'''

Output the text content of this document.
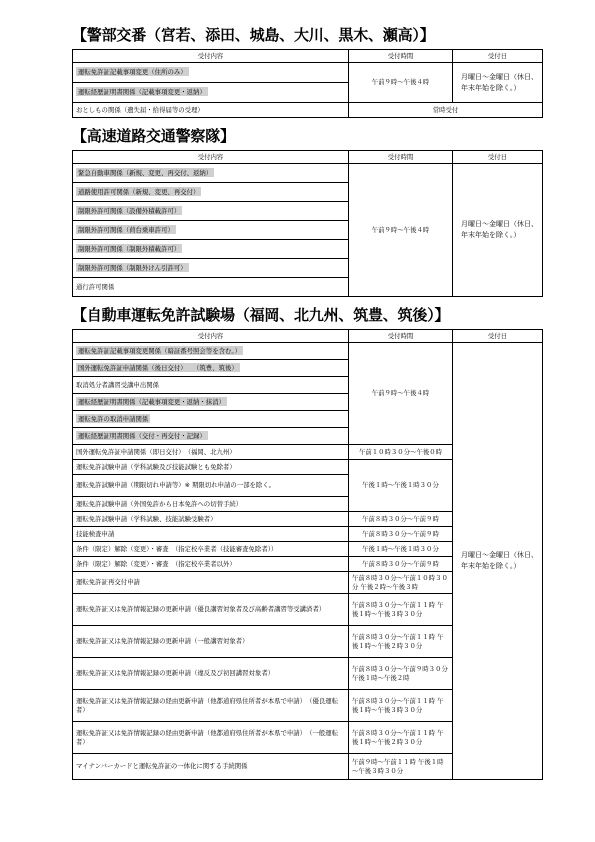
【警部交番（宮若、添田、城島、大川、黒木、瀬高）】
受付内容	受付時間	受付日
運転免許証記載事項変更（住所のみ）	午前９時～午後４時	月曜日～金曜日（休日、年末年始を除く。）
運転経歴証明書関係（記載事項変更・返納）		
おとしもの関係（遺失届・拾得届等の受理）	常時受付	
【高速道路交通警察隊】
受付内容	受付時間	受付日
緊急自動車関係（新規、変更、再交付、返納）	午前９時～午後４時	月曜日～金曜日（休日、年末年始を除く。）
道路使用許可関係（新規、変更、再交付）		
制限外許可関係（設備外積載許可）		
制限外許可関係（荷台乗車許可）		
制限外許可関係（制限外積載許可）		
制限外許可関係（制限外けん引許可）		
通行許可関係		
【自動車運転免許試験場（福岡、北九州、筑豊、筑後）】
受付内容	受付時間	受付日
運転免許証記載事項変更関係（暗証番号照会等を含む。）	午前９時～午後４時	月曜日～金曜日（休日、年末年始を除く。）
国外運転免許証申請関係（後日交付）　　（筑豊、筑後）		
取消処分者講習受講申出関係		
運転経歴証明書関係（記載事項変更・返納・抹消）		
運転免許の取消申請関係		
運転経歴証明書関係（交付・再交付・記録）		
国外運転免許証申請関係（即日交付）　（福岡、北九州）	午前１０時３０分～午後０時	
運転免許試験申請（学科試験及び技能試験とも免除者）	午後１時～午後１時３０分	
運転免許試験申請（期限切れ申請等）※ 期限切れ申請の一部を除く。		
運転免許試験申請（外国免許から日本免許への切替手続）		
運転免許試験申請（学科試験、技能試験受験者）	午前８時３０分～午前９時	
技能検査申請	午前８時３０分～午前９時	
条件（限定）解除（変更）・審査　（指定校卒業者（技能審査免除者））	午後１時～午後１時３０分	
条件（限定）解除（変更）・審査　（指定校卒業者以外）	午前８時３０分～午前９時	
運転免許証再交付申請	午前８時３０分～午前１０時３０分 午後２時～午後３時	
運転免許証又は免許情報記録の更新申請（優良講習対象者及び高齢者講習等受講済者）	午前８時３０分～午前１１時 午後１時～午後３時３０分	
運転免許証又は免許情報記録の更新申請（一般講習対象者）	午前８時３０分～午前１１時 午後１時～午後２時３０分	
運転免許証又は免許情報記録の更新申請（違反及び初回講習対象者）	午前８時３０分～午前９時３０分 午後１時～午後２時	
運転免許証又は免許情報記録の経由更新申請（他都道府県住所者が本県で申請）　（優良運転者）	午前８時３０分～午前１１時 午後１時～午後３時３０分	
運転免許証又は免許情報記録の経由更新申請（他都道府県住所者が本県で申請）　（一般運転者）	午前８時３０分～午前１１時 午後１時～午後２時３０分	
マイナンバーカードと運転免許証の一体化に関する手続関係	午前９時～午前１１時 午後１時～午後３時３０分	
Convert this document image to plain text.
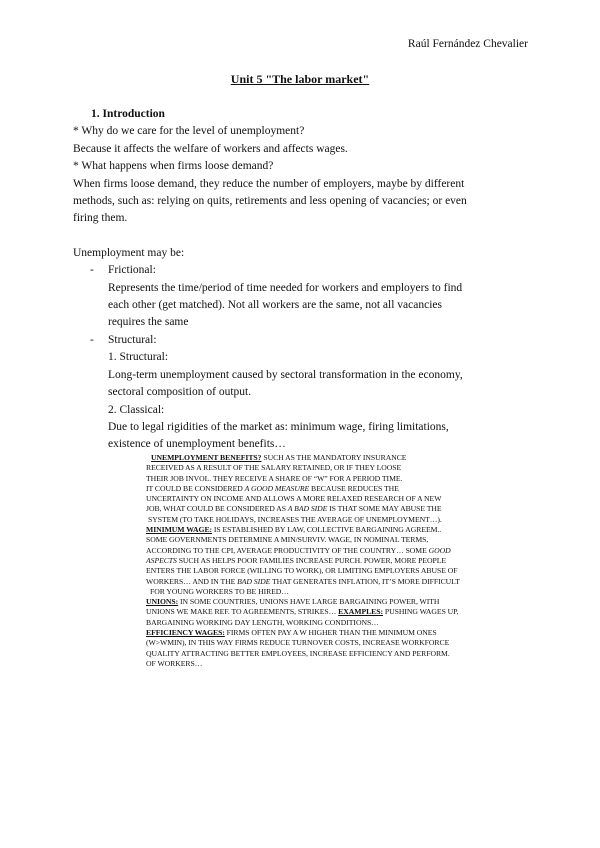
Raúl Fernández Chevalier
Unit 5 "The labor market"
1. Introduction
* Why do we care for the level of unemployment?
Because it affects the welfare of workers and affects wages.
* What happens when firms loose demand?
When firms loose demand, they reduce the number of employers, maybe by different
methods, such as: relying on quits, retirements and less opening of vacancies; or even
firing them.
Unemployment may be:
-	Frictional:
Represents the time/period of time needed for workers and employers to find
each other (get matched). Not all workers are the same, not all vacancies
requires the same
-	Structural:
1. Structural:
Long-term unemployment caused by sectoral transformation in the economy,
sectoral composition of output.
2. Classical:
Due to legal rigidities of the market as: minimum wage, firing limitations,
existence of unemployment benefits…
UNEMPLOYMENT BENEFITS? SUCH AS THE MANDATORY INSURANCE
RECEIVED AS A RESULT OF THE SALARY RETAINED, OR IF THEY LOOSE
THEIR JOB INVOL. THEY RECEIVE A SHARE OF “W” FOR A PERIOD TIME.
IT COULD BE CONSIDERED A GOOD MEASURE BECAUSE REDUCES THE
UNCERTAINTY ON INCOME AND ALLOWS A MORE RELAXED RESEARCH OF A NEW
JOB, WHAT COULD BE CONSIDERED AS A BAD SIDE IS THAT SOME MAY ABUSE THE
SYSTEM (TO TAKE HOLIDAYS, INCREASES THE AVERAGE OF UNEMPLOYMENT…).
MINIMUM WAGE: IS ESTABLISHED BY LAW, COLLECTIVE BARGAINING AGREEM..
SOME GOVERNMENTS DETERMINE A MIN/SURVIV. WAGE, IN NOMINAL TERMS,
ACCORDING TO THE CPI, AVERAGE PRODUCTIVITY OF THE COUNTRY… SOME GOOD
ASPECTS SUCH AS HELPS POOR FAMILIES INCREASE PURCH. POWER, MORE PEOPLE
ENTERS THE LABOR FORCE (WILLING TO WORK), OR LIMITING EMPLOYERS ABUSE OF
WORKERS… AND IN THE BAD SIDE THAT GENERATES INFLATION, IT’S MORE DIFFICULT
FOR YOUNG WORKERS TO BE HIRED…
UNIONS: IN SOME COUNTRIES, UNIONS HAVE LARGE BARGAINING POWER, WITH
UNIONS WE MAKE REF. TO AGREEMENTS, STRIKES… EXAMPLES: PUSHING WAGES UP,
BARGAINING WORKING DAY LENGTH, WORKING CONDITIONS…
EFFICIENCY WAGES: FIRMS OFTEN PAY A W HIGHER THAN THE MINIMUM ONES
(W>WMIN), IN THIS WAY FIRMS REDUCE TURNOVER COSTS, INCREASE WORKFORCE
QUALITY ATTRACTING BETTER EMPLOYEES, INCREASE EFFICIENCY AND PERFORM.
OF WORKERS…
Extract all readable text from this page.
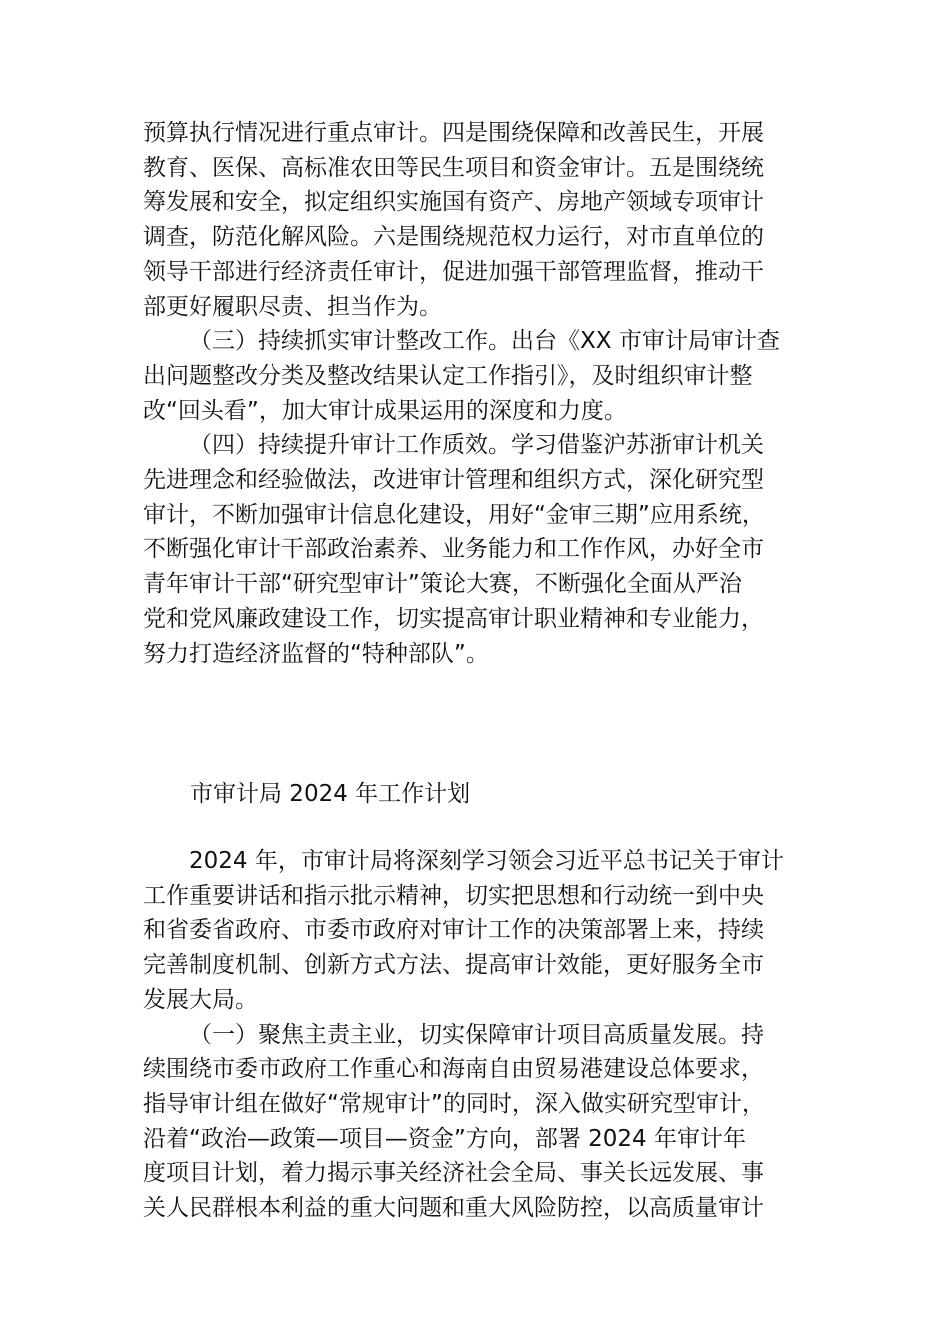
预算执行情况进行重点审计。四是围绕保障和改善民生，开展
教育、医保、高标准农田等民生项目和资金审计。五是围绕统
筹发展和安全，拟定组织实施国有资产、房地产领域专项审计
调查，防范化解风险。六是围绕规范权力运行，对市直单位的
领导干部进行经济责任审计，促进加强干部管理监督，推动干
部更好履职尽责、担当作为。

（三）持续抓实审计整改工作。出台《XX 市审计局审计查
出问题整改分类及整改结果认定工作指引》，及时组织审计整
改“回头看”，加大审计成果运用的深度和力度。

（四）持续提升审计工作质效。学习借鉴沪苏浙审计机关
先进理念和经验做法，改进审计管理和组织方式，深化研究型
审计，不断加强审计信息化建设，用好“金审三期”应用系统，
不断强化审计干部政治素养、业务能力和工作作风，办好全市
青年审计干部“研究型审计”策论大赛，不断强化全面从严治
党和党风廉政建设工作，切实提高审计职业精神和专业能力，
努力打造经济监督的“特种部队”。

市审计局 2024 年工作计划

2024 年，市审计局将深刻学习领会习近平总书记关于审计
工作重要讲话和指示批示精神，切实把思想和行动统一到中央
和省委省政府、市委市政府对审计工作的决策部署上来，持续
完善制度机制、创新方式方法、提高审计效能，更好服务全市
发展大局。

（一）聚焦主责主业，切实保障审计项目高质量发展。持
续围绕市委市政府工作重心和海南自由贸易港建设总体要求，
指导审计组在做好“常规审计”的同时，深入做实研究型审计，
沿着“政治—政策—项目—资金”方向，部署 2024 年审计年
度项目计划，着力揭示事关经济社会全局、事关长远发展、事
关人民群根本利益的重大问题和重大风险防控，以高质量审计
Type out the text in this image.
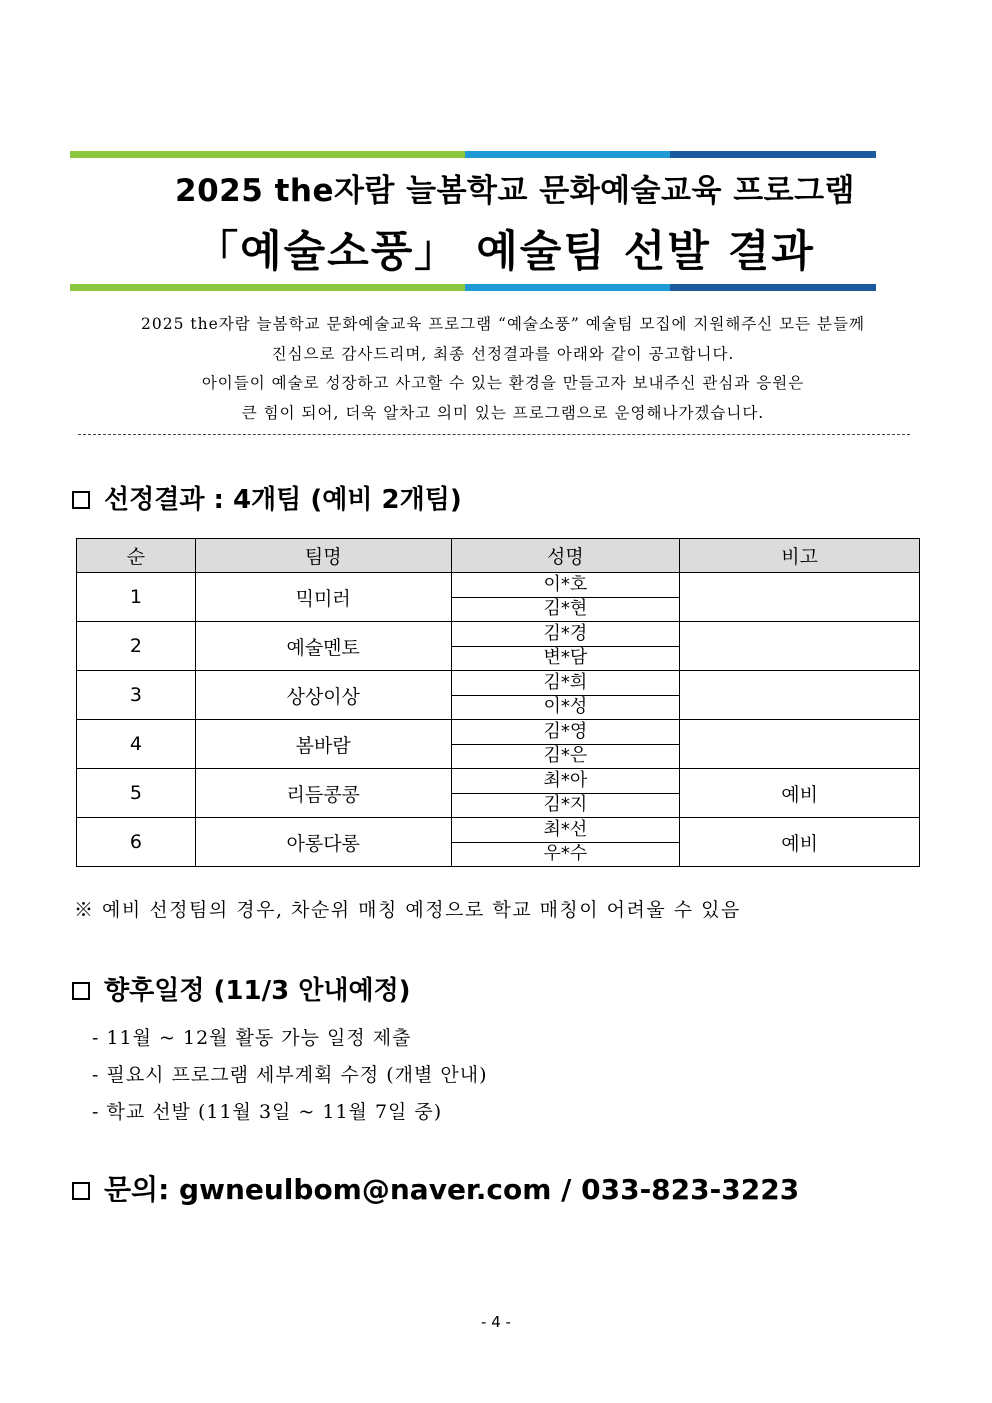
2025 the자람 늘봄학교 문화예술교육 프로그램
「예술소풍」 예술팀 선발 결과
2025 the자람 늘봄학교 문화예술교육 프로그램 “예술소풍” 예술팀 모집에 지원해주신 모든 분들께
진심으로 감사드리며, 최종 선정결과를 아래와 같이 공고합니다.
아이들이 예술로 성장하고 사고할 수 있는 환경을 만들고자 보내주신 관심과 응원은
큰 힘이 되어, 더욱 알차고 의미 있는 프로그램으로 운영해나가겠습니다.
선정결과 : 4개팀 (예비 2개팀)
순	팀명	성명	비고
1	믹미러	이*호	
		김*현	
2	예술멘토	김*경	
		변*담	
3	상상이상	김*희	
		이*성	
4	봄바람	김*영	
		김*은	
5	리듬콩콩	최*아	예비
		김*지	
6	아롱다롱	최*선	예비
		우*수	
※ 예비 선정팀의 경우, 차순위 매칭 예정으로 학교 매칭이 어려울 수 있음
향후일정 (11/3 안내예정)
- 11월 ~ 12월 활동 가능 일정 제출
- 필요시 프로그램 세부계획 수정 (개별 안내)
- 학교 선발 (11월 3일 ~ 11월 7일 중)
문의: gwneulbom@naver.com / 033-823-3223
- 4 -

'''

__What the task asks__:
Output exactly the lines from the line with "Extract all readable text from this page." to the last line of the records, including both, and leave every picture out.

__Full solution__:
Extract all readable text from this page.
预算执行情况进行重点审计。四是围绕保障和改善民生，开展
教育、医保、高标准农田等民生项目和资金审计。五是围绕统
筹发展和安全，拟定组织实施国有资产、房地产领域专项审计
调查，防范化解风险。六是围绕规范权力运行，对市直单位的
领导干部进行经济责任审计，促进加强干部管理监督，推动干
部更好履职尽责、担当作为。

（三）持续抓实审计整改工作。出台《XX 市审计局审计查
出问题整改分类及整改结果认定工作指引》，及时组织审计整
改“回头看”，加大审计成果运用的深度和力度。

（四）持续提升审计工作质效。学习借鉴沪苏浙审计机关
先进理念和经验做法，改进审计管理和组织方式，深化研究型
审计，不断加强审计信息化建设，用好“金审三期”应用系统，
不断强化审计干部政治素养、业务能力和工作作风，办好全市
青年审计干部“研究型审计”策论大赛，不断强化全面从严治
党和党风廉政建设工作，切实提高审计职业精神和专业能力，
努力打造经济监督的“特种部队”。

市审计局 2024 年工作计划

2024 年，市审计局将深刻学习领会习近平总书记关于审计
工作重要讲话和指示批示精神，切实把思想和行动统一到中央
和省委省政府、市委市政府对审计工作的决策部署上来，持续
完善制度机制、创新方式方法、提高审计效能，更好服务全市
发展大局。

（一）聚焦主责主业，切实保障审计项目高质量发展。持
续围绕市委市政府工作重心和海南自由贸易港建设总体要求，
指导审计组在做好“常规审计”的同时，深入做实研究型审计，
沿着“政治—政策—项目—资金”方向，部署 2024 年审计年
度项目计划，着力揭示事关经济社会全局、事关长远发展、事
关人民群根本利益的重大问题和重大风险防控，以高质量审计
Type out the text in this image.
2025 the자람 늘봄학교 문화예술교육 프로그램
「예술소풍」 예술팀 선발 결과
2025 the자람 늘봄학교 문화예술교육 프로그램 “예술소풍” 예술팀 모집에 지원해주신 모든 분들께
진심으로 감사드리며, 최종 선정결과를 아래와 같이 공고합니다.
아이들이 예술로 성장하고 사고할 수 있는 환경을 만들고자 보내주신 관심과 응원은
큰 힘이 되어, 더욱 알차고 의미 있는 프로그램으로 운영해나가겠습니다.
선정결과 : 4개팀 (예비 2개팀)
순	팀명	성명	비고
1	믹미러	이*호	
		김*현	
2	예술멘토	김*경	
		변*담	
3	상상이상	김*희	
		이*성	
4	봄바람	김*영	
		김*은	
5	리듬콩콩	최*아	예비
		김*지	
6	아롱다롱	최*선	예비
		우*수	
※ 예비 선정팀의 경우, 차순위 매칭 예정으로 학교 매칭이 어려울 수 있음
향후일정 (11/3 안내예정)
- 11월 ~ 12월 활동 가능 일정 제출
- 필요시 프로그램 세부계획 수정 (개별 안내)
- 학교 선발 (11월 3일 ~ 11월 7일 중)
문의: gwneulbom@naver.com / 033-823-3223
- 4 -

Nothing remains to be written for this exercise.